Start of STORED DATA

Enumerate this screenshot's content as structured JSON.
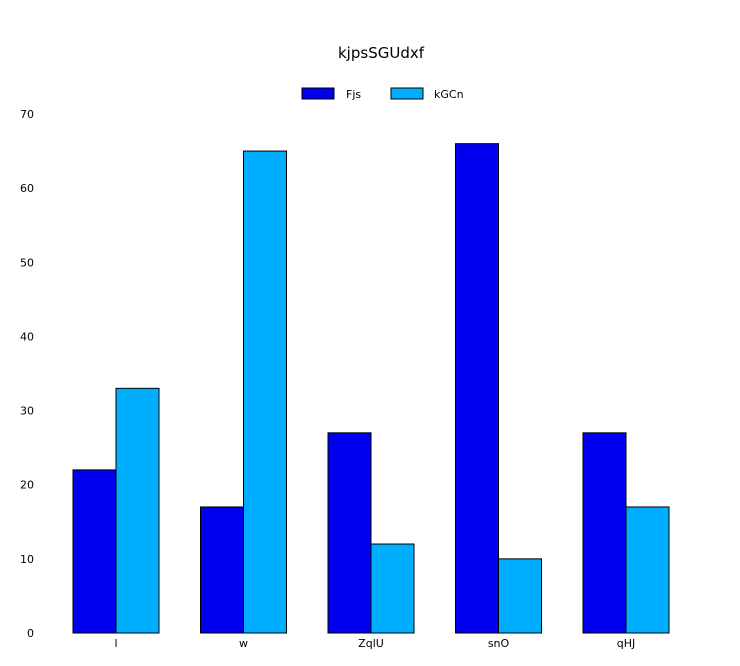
{
  "chart_data": {
    "type": "bar",
    "title": "kjpsSGUdxf",
    "xlabel": "",
    "ylabel": "",
    "categories": [
      "l",
      "w",
      "ZqlU",
      "snO",
      "qHJ"
    ],
    "series": [
      {
        "name": "Fjs",
        "values": [
          22,
          17,
          27,
          66,
          27
        ],
        "color": "#0000ee"
      },
      {
        "name": "kGCn",
        "values": [
          33,
          65,
          12,
          10,
          17
        ],
        "color": "#00aeff"
      }
    ],
    "ylim": [
      0,
      70
    ],
    "yticks": [
      "0",
      "10",
      "20",
      "30",
      "40",
      "50",
      "60",
      "70"
    ],
    "legend_position": "top-center",
    "grid": false
  }
}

End of STORED DATA

Copy out the listing exactly as it stands, but not the pictures.

#### SOLUTION FOR THIS TASK:
Enumerate this screenshot's content as structured JSON.
{
  "chart_data": {
    "type": "bar",
    "title": "kjpsSGUdxf",
    "xlabel": "",
    "ylabel": "",
    "categories": [
      "l",
      "w",
      "ZqlU",
      "snO",
      "qHJ"
    ],
    "series": [
      {
        "name": "Fjs",
        "values": [
          22,
          17,
          27,
          66,
          27
        ],
        "color": "#0000ee"
      },
      {
        "name": "kGCn",
        "values": [
          33,
          65,
          12,
          10,
          17
        ],
        "color": "#00aeff"
      }
    ],
    "ylim": [
      0,
      70
    ],
    "yticks": [
      "0",
      "10",
      "20",
      "30",
      "40",
      "50",
      "60",
      "70"
    ],
    "legend_position": "top-center",
    "grid": false
  }
}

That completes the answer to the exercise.